(Items listed in a dataset)
+ + + + + + +

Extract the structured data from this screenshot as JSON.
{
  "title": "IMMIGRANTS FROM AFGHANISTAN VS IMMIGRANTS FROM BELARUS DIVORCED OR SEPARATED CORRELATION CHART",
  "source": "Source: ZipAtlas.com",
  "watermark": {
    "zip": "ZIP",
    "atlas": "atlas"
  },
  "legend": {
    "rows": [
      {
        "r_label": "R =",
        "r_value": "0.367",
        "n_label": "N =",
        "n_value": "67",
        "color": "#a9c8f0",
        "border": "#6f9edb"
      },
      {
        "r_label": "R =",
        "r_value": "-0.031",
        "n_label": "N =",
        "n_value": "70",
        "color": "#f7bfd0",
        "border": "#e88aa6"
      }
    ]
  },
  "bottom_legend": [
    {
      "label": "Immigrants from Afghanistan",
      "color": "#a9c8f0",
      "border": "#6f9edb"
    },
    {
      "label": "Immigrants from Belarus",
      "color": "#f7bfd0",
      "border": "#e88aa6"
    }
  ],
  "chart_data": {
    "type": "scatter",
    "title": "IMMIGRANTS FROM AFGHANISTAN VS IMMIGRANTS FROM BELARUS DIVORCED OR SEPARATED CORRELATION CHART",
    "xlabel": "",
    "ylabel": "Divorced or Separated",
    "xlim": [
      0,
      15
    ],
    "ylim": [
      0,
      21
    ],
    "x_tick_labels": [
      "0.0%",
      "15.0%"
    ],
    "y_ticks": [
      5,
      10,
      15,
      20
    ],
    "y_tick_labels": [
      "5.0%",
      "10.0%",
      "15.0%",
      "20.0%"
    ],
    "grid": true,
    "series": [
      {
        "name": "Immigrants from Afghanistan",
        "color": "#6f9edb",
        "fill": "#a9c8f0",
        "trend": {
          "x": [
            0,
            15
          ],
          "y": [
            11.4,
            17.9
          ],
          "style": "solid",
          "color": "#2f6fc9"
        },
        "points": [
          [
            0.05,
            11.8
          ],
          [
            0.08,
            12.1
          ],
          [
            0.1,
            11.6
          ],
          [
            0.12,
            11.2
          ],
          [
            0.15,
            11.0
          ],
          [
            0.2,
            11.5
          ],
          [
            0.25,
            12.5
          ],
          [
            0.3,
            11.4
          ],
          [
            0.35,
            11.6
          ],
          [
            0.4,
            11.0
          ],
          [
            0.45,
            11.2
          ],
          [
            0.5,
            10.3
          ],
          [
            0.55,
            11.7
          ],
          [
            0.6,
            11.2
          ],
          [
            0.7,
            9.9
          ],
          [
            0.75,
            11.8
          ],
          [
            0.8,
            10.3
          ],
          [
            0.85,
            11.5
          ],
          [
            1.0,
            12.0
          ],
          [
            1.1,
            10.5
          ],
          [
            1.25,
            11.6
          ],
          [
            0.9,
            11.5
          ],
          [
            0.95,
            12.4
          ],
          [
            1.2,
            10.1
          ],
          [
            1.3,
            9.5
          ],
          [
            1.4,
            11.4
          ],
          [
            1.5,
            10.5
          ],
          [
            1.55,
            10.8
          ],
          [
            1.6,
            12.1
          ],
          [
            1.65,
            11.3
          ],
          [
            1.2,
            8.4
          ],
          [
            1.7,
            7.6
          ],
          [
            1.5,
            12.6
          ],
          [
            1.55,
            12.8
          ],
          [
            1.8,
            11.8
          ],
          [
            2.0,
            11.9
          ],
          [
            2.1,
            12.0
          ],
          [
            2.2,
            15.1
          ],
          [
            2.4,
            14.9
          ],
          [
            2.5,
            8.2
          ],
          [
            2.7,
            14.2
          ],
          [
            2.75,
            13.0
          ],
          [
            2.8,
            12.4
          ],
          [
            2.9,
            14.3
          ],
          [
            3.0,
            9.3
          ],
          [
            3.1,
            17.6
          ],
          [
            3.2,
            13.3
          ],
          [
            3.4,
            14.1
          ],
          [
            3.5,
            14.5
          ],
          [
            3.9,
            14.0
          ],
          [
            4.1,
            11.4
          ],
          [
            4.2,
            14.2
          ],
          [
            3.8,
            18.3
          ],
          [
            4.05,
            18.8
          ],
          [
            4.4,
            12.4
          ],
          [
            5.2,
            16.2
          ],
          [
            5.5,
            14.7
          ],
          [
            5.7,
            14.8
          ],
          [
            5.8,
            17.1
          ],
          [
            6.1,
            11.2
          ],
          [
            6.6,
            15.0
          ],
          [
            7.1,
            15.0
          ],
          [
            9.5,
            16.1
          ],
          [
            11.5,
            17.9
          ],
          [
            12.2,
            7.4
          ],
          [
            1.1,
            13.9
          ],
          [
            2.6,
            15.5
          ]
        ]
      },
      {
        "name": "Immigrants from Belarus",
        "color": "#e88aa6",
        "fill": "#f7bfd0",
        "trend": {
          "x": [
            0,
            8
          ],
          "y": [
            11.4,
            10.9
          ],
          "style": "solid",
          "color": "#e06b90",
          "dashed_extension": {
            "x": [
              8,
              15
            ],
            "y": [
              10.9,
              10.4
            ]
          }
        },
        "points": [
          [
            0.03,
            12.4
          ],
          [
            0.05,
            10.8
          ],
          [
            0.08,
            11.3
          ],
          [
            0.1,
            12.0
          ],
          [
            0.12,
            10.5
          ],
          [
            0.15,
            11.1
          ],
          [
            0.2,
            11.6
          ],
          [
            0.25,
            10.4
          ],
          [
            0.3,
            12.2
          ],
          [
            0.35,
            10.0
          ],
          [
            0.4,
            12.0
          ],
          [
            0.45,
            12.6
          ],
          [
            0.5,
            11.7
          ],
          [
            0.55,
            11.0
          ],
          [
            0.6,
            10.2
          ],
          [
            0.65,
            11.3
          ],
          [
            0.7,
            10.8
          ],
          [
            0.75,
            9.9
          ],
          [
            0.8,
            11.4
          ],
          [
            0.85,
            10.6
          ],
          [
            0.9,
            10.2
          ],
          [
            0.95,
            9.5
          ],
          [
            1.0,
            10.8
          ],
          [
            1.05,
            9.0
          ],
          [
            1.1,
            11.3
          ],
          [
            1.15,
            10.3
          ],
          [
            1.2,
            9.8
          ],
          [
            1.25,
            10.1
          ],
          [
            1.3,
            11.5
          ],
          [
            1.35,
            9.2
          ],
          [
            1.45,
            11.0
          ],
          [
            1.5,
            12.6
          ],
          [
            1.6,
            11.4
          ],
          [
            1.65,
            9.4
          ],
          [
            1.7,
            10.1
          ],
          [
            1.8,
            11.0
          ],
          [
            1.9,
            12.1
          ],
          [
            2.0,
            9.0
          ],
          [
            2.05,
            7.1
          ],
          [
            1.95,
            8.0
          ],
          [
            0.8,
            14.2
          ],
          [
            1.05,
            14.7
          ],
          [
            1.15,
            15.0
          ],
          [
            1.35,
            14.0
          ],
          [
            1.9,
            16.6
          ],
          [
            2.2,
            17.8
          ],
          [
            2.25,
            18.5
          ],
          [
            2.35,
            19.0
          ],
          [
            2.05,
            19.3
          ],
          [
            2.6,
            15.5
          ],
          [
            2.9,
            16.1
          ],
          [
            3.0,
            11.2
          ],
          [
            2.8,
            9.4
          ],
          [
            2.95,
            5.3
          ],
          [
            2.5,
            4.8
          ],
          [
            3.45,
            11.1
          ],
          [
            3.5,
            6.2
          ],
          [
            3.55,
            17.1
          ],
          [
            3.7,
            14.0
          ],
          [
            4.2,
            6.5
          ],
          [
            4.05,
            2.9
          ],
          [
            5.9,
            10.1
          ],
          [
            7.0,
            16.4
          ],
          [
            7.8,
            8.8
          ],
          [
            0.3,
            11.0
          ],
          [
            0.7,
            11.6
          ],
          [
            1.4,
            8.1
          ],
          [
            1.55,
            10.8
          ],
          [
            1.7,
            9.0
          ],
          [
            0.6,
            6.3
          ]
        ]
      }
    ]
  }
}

+ + + + + + +

__WHAT TO PRODUCE__.
What is the number of lines in this material that hold the string "color"? Answer with that number only.

__WRITTEN SOLUTION__.
8